Data items
☆ ☆ ☆ ☆

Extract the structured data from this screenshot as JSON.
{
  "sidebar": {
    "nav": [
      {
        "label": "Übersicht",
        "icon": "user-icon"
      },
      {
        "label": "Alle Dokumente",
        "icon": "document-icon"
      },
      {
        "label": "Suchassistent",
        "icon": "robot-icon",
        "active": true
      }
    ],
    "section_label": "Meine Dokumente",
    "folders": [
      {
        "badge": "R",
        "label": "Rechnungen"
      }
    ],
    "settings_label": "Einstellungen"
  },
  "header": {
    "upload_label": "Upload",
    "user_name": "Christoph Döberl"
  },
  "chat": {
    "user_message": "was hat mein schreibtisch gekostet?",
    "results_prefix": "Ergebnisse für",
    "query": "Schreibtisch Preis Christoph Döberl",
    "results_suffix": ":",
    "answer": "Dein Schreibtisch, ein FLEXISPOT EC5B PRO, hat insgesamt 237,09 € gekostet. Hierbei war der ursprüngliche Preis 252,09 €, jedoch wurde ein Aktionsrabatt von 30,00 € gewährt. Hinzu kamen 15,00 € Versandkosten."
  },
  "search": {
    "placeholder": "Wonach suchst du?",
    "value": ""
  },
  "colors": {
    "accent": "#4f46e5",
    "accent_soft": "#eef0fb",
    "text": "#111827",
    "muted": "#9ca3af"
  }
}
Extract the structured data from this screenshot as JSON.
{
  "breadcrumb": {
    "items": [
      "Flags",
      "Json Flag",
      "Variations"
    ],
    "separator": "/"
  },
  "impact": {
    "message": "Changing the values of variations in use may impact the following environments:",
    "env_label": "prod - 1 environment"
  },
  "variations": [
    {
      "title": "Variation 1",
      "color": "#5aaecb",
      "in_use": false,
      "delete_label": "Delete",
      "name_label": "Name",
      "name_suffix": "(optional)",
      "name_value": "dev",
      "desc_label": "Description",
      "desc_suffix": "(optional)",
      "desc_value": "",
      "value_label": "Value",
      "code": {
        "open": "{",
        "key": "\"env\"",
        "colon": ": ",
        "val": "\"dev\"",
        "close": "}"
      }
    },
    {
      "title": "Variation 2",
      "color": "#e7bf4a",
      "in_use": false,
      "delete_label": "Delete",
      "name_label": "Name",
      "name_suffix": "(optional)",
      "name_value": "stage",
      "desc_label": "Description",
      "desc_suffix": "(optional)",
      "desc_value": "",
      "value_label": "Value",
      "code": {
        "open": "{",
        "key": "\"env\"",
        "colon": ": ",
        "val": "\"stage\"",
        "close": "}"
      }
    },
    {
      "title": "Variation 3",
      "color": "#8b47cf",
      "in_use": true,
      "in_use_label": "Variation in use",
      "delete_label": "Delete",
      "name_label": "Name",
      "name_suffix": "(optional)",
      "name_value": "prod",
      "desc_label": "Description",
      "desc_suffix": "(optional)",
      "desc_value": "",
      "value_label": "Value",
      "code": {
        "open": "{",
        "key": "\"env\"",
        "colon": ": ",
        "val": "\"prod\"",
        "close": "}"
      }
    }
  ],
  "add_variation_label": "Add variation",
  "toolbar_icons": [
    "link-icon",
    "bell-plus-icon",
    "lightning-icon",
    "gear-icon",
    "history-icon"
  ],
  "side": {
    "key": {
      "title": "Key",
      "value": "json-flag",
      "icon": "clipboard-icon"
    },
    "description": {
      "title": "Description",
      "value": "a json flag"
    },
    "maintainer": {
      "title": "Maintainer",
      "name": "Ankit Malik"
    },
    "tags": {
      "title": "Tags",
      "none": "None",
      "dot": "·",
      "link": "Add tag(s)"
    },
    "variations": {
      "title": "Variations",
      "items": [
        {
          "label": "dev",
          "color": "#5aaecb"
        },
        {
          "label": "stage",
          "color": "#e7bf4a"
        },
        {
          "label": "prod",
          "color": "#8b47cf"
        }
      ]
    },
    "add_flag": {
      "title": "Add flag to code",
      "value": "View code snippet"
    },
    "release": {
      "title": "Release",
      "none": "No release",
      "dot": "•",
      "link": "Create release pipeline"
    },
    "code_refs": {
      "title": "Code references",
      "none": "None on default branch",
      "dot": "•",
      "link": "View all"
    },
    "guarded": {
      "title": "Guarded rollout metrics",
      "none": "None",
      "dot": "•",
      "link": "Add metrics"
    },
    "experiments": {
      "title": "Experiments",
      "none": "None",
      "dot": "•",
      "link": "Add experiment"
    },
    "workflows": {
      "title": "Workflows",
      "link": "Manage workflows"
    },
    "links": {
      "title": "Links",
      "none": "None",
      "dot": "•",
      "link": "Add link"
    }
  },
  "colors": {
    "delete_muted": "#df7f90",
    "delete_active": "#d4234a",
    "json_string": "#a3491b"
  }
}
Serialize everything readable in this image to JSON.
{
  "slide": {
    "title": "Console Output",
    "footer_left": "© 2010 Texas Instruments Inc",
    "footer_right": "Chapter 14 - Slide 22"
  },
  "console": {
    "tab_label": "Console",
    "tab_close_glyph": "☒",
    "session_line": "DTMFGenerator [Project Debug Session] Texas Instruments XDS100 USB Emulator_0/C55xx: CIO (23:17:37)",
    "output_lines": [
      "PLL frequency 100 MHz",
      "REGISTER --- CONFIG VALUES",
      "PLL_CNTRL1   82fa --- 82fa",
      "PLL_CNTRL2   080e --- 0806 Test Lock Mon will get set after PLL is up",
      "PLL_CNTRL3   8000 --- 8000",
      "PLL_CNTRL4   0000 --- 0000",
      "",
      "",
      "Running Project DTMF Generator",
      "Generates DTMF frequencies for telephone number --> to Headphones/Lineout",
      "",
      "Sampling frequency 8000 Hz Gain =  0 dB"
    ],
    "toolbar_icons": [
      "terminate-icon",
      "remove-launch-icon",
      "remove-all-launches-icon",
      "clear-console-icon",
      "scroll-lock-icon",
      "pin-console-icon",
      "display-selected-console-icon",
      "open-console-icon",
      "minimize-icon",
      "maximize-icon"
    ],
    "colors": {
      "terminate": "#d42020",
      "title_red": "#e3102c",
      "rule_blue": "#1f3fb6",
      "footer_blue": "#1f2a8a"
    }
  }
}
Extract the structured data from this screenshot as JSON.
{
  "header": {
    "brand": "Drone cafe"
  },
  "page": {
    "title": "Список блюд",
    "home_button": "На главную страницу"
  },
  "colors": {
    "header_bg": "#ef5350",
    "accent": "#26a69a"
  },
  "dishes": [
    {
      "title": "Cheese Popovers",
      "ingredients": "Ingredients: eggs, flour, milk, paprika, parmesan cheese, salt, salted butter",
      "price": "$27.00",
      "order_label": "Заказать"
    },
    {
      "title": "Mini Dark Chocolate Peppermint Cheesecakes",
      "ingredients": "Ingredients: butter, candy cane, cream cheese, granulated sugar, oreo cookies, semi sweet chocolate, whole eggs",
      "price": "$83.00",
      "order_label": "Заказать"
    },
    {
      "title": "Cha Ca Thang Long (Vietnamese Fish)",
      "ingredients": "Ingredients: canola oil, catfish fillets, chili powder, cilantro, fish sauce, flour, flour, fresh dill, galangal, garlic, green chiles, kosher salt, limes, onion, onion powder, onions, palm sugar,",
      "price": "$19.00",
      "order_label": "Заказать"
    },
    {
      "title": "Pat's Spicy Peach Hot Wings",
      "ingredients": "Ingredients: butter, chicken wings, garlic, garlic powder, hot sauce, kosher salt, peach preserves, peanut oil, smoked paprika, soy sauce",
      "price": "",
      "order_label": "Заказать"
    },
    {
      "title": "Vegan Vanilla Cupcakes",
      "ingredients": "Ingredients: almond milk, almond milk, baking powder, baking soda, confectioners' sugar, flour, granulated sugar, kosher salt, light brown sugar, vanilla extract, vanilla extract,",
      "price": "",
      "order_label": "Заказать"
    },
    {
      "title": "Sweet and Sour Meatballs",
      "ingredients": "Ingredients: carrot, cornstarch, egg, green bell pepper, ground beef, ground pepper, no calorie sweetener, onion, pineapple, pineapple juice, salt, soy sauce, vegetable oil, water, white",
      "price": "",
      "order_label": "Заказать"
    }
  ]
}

☆ ☆ ☆ ☆

--- Job ---
Show the lines of the material that contain the word "milk".

--- Answer to this exercise ---
      "ingredients": "Ingredients: eggs, flour, milk, paprika, parmesan cheese, salt, salted butter",
      "ingredients": "Ingredients: almond milk, almond milk, baking powder, baking soda, confectioners' sugar, flour, granulated sugar, kosher salt, light brown sugar, vanilla extract, vanilla extract,",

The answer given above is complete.